◆ **Task goal**: Below are records to be output exactly, every one of them.

◆ **Records shown**:
## BEGIN

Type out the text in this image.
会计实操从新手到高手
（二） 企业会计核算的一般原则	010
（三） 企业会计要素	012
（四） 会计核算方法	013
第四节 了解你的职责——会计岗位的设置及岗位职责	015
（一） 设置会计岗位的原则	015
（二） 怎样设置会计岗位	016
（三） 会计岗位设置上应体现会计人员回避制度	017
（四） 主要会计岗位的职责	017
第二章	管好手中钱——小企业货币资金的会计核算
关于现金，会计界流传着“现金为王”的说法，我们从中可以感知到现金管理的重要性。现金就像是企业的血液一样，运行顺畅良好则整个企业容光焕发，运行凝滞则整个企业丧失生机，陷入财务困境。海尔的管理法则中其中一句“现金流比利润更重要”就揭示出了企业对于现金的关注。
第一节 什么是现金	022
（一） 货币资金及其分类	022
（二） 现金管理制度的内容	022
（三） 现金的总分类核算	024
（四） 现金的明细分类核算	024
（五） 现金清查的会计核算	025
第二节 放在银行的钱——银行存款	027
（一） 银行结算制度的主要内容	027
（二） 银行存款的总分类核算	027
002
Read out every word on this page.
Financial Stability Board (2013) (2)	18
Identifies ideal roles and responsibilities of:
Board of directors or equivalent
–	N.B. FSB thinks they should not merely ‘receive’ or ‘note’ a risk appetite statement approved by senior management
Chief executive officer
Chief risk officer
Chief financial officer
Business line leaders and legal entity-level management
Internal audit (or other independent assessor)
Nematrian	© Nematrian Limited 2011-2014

## END

◆ **Task solution**:
Type out the text in this image.
会计实操从新手到高手
（二） 企业会计核算的一般原则	010
（三） 企业会计要素	012
（四） 会计核算方法	013
第四节 了解你的职责——会计岗位的设置及岗位职责	015
（一） 设置会计岗位的原则	015
（二） 怎样设置会计岗位	016
（三） 会计岗位设置上应体现会计人员回避制度	017
（四） 主要会计岗位的职责	017
第二章	管好手中钱——小企业货币资金的会计核算
关于现金，会计界流传着“现金为王”的说法，我们从中可以感知到现金管理的重要性。现金就像是企业的血液一样，运行顺畅良好则整个企业容光焕发，运行凝滞则整个企业丧失生机，陷入财务困境。海尔的管理法则中其中一句“现金流比利润更重要”就揭示出了企业对于现金的关注。
第一节 什么是现金	022
（一） 货币资金及其分类	022
（二） 现金管理制度的内容	022
（三） 现金的总分类核算	024
（四） 现金的明细分类核算	024
（五） 现金清查的会计核算	025
第二节 放在银行的钱——银行存款	027
（一） 银行结算制度的主要内容	027
（二） 银行存款的总分类核算	027
002
Read out every word on this page.
Financial Stability Board (2013) (2)	18
Identifies ideal roles and responsibilities of:
Board of directors or equivalent
–	N.B. FSB thinks they should not merely ‘receive’ or ‘note’ a risk appetite statement approved by senior management
Chief executive officer
Chief risk officer
Chief financial officer
Business line leaders and legal entity-level management
Internal audit (or other independent assessor)
Nematrian	© Nematrian Limited 2011-2014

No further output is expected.